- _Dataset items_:
______
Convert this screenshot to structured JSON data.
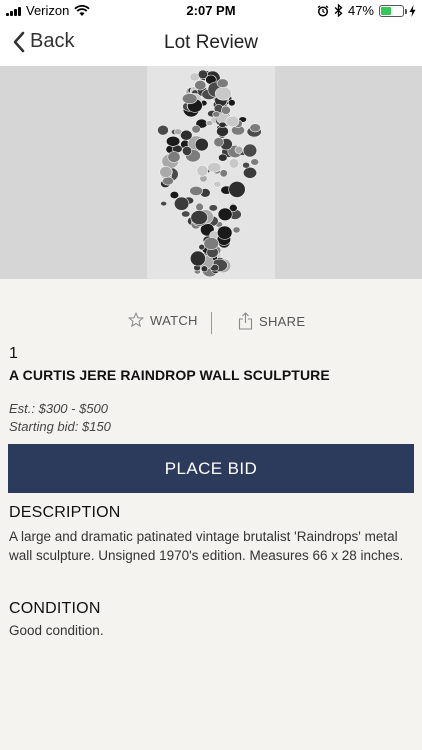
{
  "status_bar": {
    "carrier": "Verizon",
    "time": "2:07 PM",
    "battery_percent": "47%",
    "battery_level": 0.47,
    "icons": [
      "signal-icon",
      "wifi-icon",
      "alarm-icon",
      "bluetooth-icon",
      "battery-icon",
      "charging-icon"
    ]
  },
  "nav": {
    "back_label": "Back",
    "title": "Lot Review"
  },
  "lot": {
    "number": "1",
    "title": "A CURTIS JERE RAINDROP WALL SCULPTURE",
    "estimate": "Est.: $300 - $500",
    "starting_bid": "Starting bid: $150"
  },
  "actions": {
    "watch_label": "WATCH",
    "share_label": "SHARE"
  },
  "place_bid_label": "PLACE BID",
  "description": {
    "heading": "DESCRIPTION",
    "body": "A large and dramatic patinated vintage brutalist 'Raindrops' metal wall sculpture. Unsigned 1970's edition. Measures 66 x 28 inches."
  },
  "condition": {
    "heading": "CONDITION",
    "body": "Good condition."
  },
  "colors": {
    "button_bg": "#2c3a5c",
    "page_bg": "#f4f3ef",
    "battery": "#35c759"
  }
}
______
- _Challenge_: All of the records need repeating exactly, except for the pictures.

- _Full answer_:
Convert this screenshot to structured JSON data.
{
  "status_bar": {
    "carrier": "Verizon",
    "time": "2:07 PM",
    "battery_percent": "47%",
    "battery_level": 0.47,
    "icons": [
      "signal-icon",
      "wifi-icon",
      "alarm-icon",
      "bluetooth-icon",
      "battery-icon",
      "charging-icon"
    ]
  },
  "nav": {
    "back_label": "Back",
    "title": "Lot Review"
  },
  "lot": {
    "number": "1",
    "title": "A CURTIS JERE RAINDROP WALL SCULPTURE",
    "estimate": "Est.: $300 - $500",
    "starting_bid": "Starting bid: $150"
  },
  "actions": {
    "watch_label": "WATCH",
    "share_label": "SHARE"
  },
  "place_bid_label": "PLACE BID",
  "description": {
    "heading": "DESCRIPTION",
    "body": "A large and dramatic patinated vintage brutalist 'Raindrops' metal wall sculpture. Unsigned 1970's edition. Measures 66 x 28 inches."
  },
  "condition": {
    "heading": "CONDITION",
    "body": "Good condition."
  },
  "colors": {
    "button_bg": "#2c3a5c",
    "page_bg": "#f4f3ef",
    "battery": "#35c759"
  }
}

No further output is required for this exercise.